### Extracted data
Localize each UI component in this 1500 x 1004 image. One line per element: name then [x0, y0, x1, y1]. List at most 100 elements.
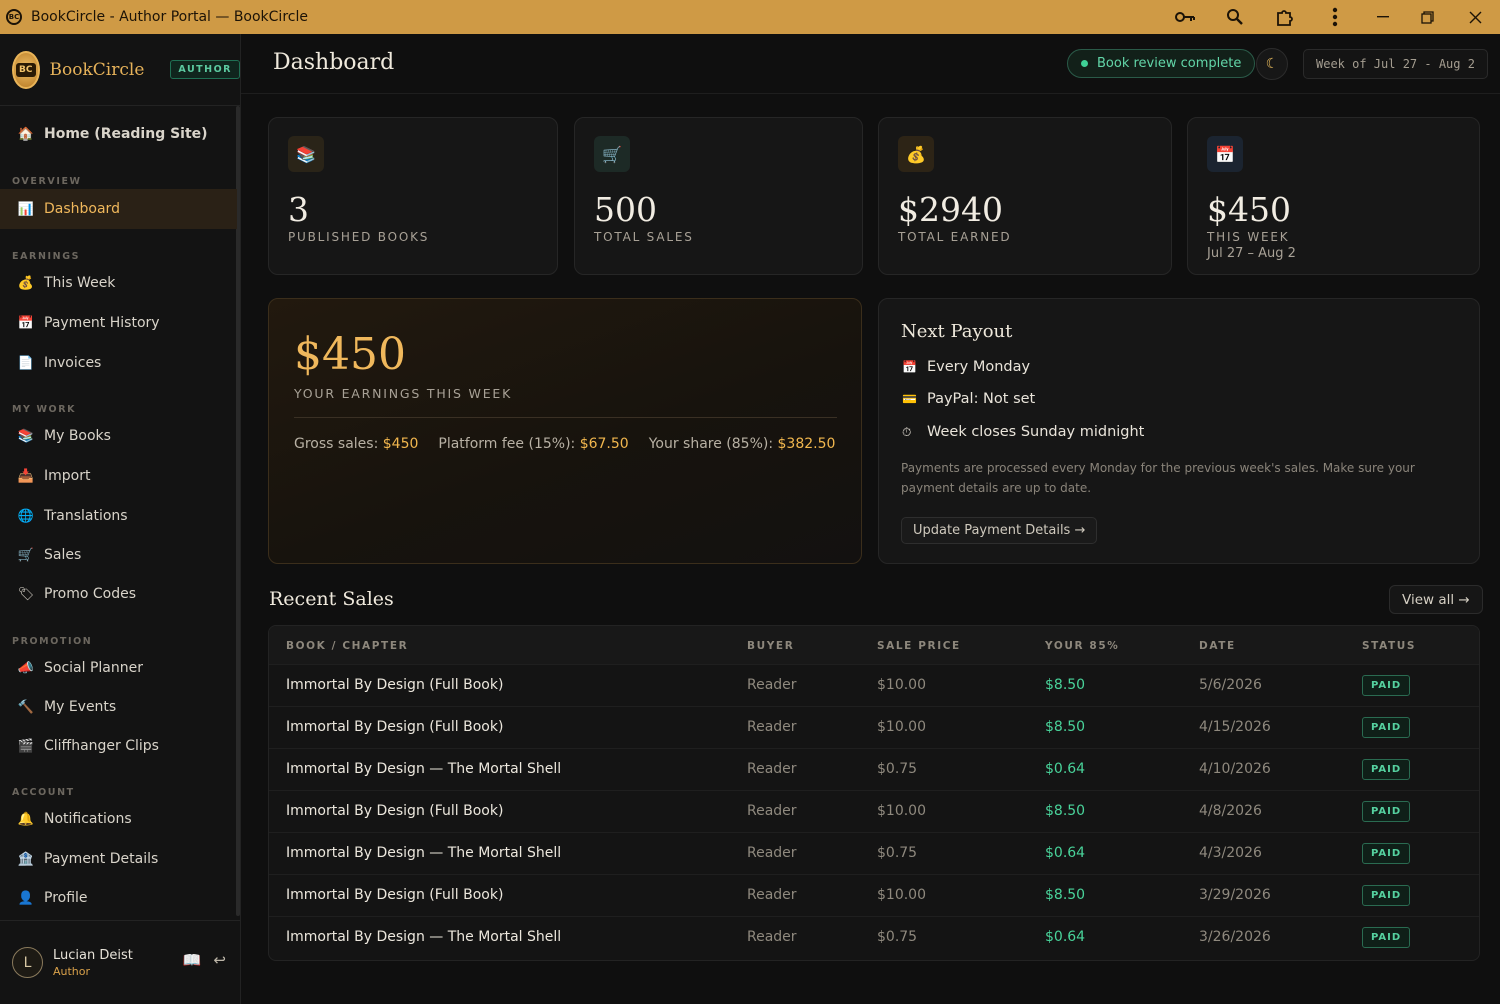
table-row[interactable]: Immortal By Design (Full Book) Reader $1… [269, 790, 1479, 832]
house-icon: 🏠 [17, 126, 35, 142]
sidebar-item-my-events[interactable]: 🔨 My Events [0, 687, 237, 727]
view-all-button[interactable]: View all → [1389, 585, 1483, 614]
recent-sales-title: Recent Sales [269, 588, 394, 610]
document-icon: 📄 [17, 355, 35, 371]
cell-price: $10.00 [877, 887, 926, 903]
week-range-selector[interactable]: Week of Jul 27 - Aug 2 [1303, 49, 1488, 79]
globe-icon: 🌐 [17, 508, 35, 524]
sidebar: BC BookCircle AUTHOR 🏠 Home (Reading Sit… [0, 34, 241, 1004]
sidebar-item-home[interactable]: 🏠 Home (Reading Site) [0, 114, 237, 154]
brand[interactable]: BC BookCircle AUTHOR [0, 34, 240, 106]
cell-share: $8.50 [1045, 803, 1086, 819]
cell-price: $0.75 [877, 845, 918, 861]
recent-sales-table: BOOK / CHAPTER BUYER SALE PRICE YOUR 85%… [268, 625, 1480, 961]
cell-book: Immortal By Design (Full Book) [286, 803, 504, 819]
author-badge: AUTHOR [170, 60, 240, 79]
sidebar-item-my-books[interactable]: 📚 My Books [0, 416, 237, 456]
cell-date: 4/10/2026 [1199, 761, 1271, 777]
column-header[interactable]: YOUR 85% [1045, 640, 1119, 652]
sidebar-item-payment-details[interactable]: 🏦 Payment Details [0, 839, 237, 879]
app-icon: BC [6, 9, 22, 25]
main-content: Dashboard Book review complete ☾ Week of… [241, 34, 1500, 1004]
column-header[interactable]: BOOK / CHAPTER [286, 640, 408, 652]
stat-card-this-week: 📅 $450 THIS WEEK Jul 27 – Aug 2 [1187, 117, 1480, 275]
status-badge[interactable]: Book review complete [1067, 49, 1256, 78]
nav-section-promotion: PROMOTION [12, 636, 93, 647]
status-badge: PAID [1362, 717, 1411, 738]
cell-buyer: Reader [747, 719, 797, 735]
platform-fee-value: $67.50 [579, 436, 629, 452]
extensions-icon[interactable] [1260, 0, 1310, 34]
payout-title: Next Payout [901, 321, 1013, 342]
minimize-icon[interactable] [1360, 0, 1405, 34]
page-title: Dashboard [273, 50, 395, 75]
cell-buyer: Reader [747, 845, 797, 861]
user-profile: L Lucian Deist Author 📖 ↩ [0, 920, 240, 1004]
avatar[interactable]: L [12, 947, 43, 978]
gross-sales-value: $450 [382, 436, 419, 452]
key-icon[interactable] [1160, 0, 1210, 34]
weekly-earnings-card: $450 YOUR EARNINGS THIS WEEK Gross sales… [268, 298, 862, 564]
cell-date: 4/15/2026 [1199, 719, 1271, 735]
brand-name: BookCircle [49, 59, 145, 80]
sidebar-item-notifications[interactable]: 🔔 Notifications [0, 799, 237, 839]
cell-date: 3/26/2026 [1199, 929, 1271, 945]
column-header[interactable]: DATE [1199, 640, 1236, 652]
calendar-icon: 📅 [17, 315, 35, 331]
megaphone-icon: 📣 [17, 660, 35, 676]
sidebar-item-payment-history[interactable]: 📅 Payment History [0, 303, 237, 343]
cell-price: $10.00 [877, 803, 926, 819]
sidebar-item-dashboard[interactable]: 📊 Dashboard [0, 189, 237, 229]
table-row[interactable]: Immortal By Design — The Mortal Shell Re… [269, 832, 1479, 874]
nav-section-my-work: MY WORK [12, 404, 77, 415]
open-book-icon[interactable]: 📖 [183, 951, 202, 969]
column-header[interactable]: SALE PRICE [877, 640, 961, 652]
sidebar-item-cliffhanger-clips[interactable]: 🎬 Cliffhanger Clips [0, 726, 237, 766]
cell-book: Immortal By Design (Full Book) [286, 887, 504, 903]
cell-share: $0.64 [1045, 761, 1086, 777]
table-row[interactable]: Immortal By Design (Full Book) Reader $1… [269, 664, 1479, 706]
table-row[interactable]: Immortal By Design — The Mortal Shell Re… [269, 748, 1479, 790]
nav-section-overview: OVERVIEW [12, 176, 82, 187]
user-icon: 👤 [17, 890, 35, 906]
logout-icon[interactable]: ↩ [213, 951, 226, 969]
stat-label: PUBLISHED BOOKS [288, 230, 430, 244]
table-row[interactable]: Immortal By Design (Full Book) Reader $1… [269, 706, 1479, 748]
earnings-value: $450 [294, 329, 406, 380]
sidebar-item-profile[interactable]: 👤 Profile [0, 878, 237, 918]
sidebar-item-this-week[interactable]: 💰 This Week [0, 263, 237, 303]
cell-buyer: Reader [747, 761, 797, 777]
status-badge: PAID [1362, 675, 1411, 696]
chart-icon: 📊 [17, 201, 35, 217]
column-header[interactable]: BUYER [747, 640, 794, 652]
divider [294, 417, 837, 418]
cell-share: $0.64 [1045, 929, 1086, 945]
sidebar-item-promo-codes[interactable]: 🏷 Promo Codes [0, 574, 237, 614]
close-icon[interactable] [1450, 0, 1500, 34]
sidebar-item-translations[interactable]: 🌐 Translations [0, 496, 237, 536]
sidebar-item-import[interactable]: 📥 Import [0, 456, 237, 496]
sidebar-item-social-planner[interactable]: 📣 Social Planner [0, 648, 237, 688]
sidebar-item-invoices[interactable]: 📄 Invoices [0, 343, 237, 383]
stat-label: THIS WEEK [1207, 230, 1290, 244]
restore-icon[interactable] [1405, 0, 1450, 34]
earnings-label: YOUR EARNINGS THIS WEEK [294, 386, 513, 401]
stat-label: TOTAL SALES [594, 230, 694, 244]
cell-buyer: Reader [747, 803, 797, 819]
table-row[interactable]: Immortal By Design (Full Book) Reader $1… [269, 874, 1479, 916]
update-payment-details-button[interactable]: Update Payment Details → [901, 517, 1098, 544]
payout-week-closes: ⏱ Week closes Sunday midnight [902, 424, 1145, 440]
theme-toggle-moon-icon[interactable]: ☾ [1256, 48, 1288, 80]
column-header[interactable]: STATUS [1362, 640, 1416, 652]
more-menu-icon[interactable] [1310, 0, 1360, 34]
zoom-icon[interactable] [1210, 0, 1260, 34]
table-row[interactable]: Immortal By Design — The Mortal Shell Re… [269, 916, 1479, 958]
sidebar-item-sales[interactable]: 🛒 Sales [0, 535, 237, 575]
cell-book: Immortal By Design (Full Book) [286, 719, 504, 735]
tag-icon: 🏷 [17, 586, 35, 602]
stat-card-published-books: 📚 3 PUBLISHED BOOKS [268, 117, 558, 275]
cell-book: Immortal By Design — The Mortal Shell [286, 845, 562, 861]
cell-date: 5/6/2026 [1199, 677, 1262, 693]
cell-share: $8.50 [1045, 677, 1086, 693]
cell-date: 4/8/2026 [1199, 803, 1262, 819]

### Task brief
List every row above that contains the string "profile", copying each one in full.

### Exercise output
user-profile: L Lucian Deist Author 📖 ↩ [0, 920, 240, 1004]
sidebar-item-profile[interactable]: 👤 Profile [0, 878, 237, 918]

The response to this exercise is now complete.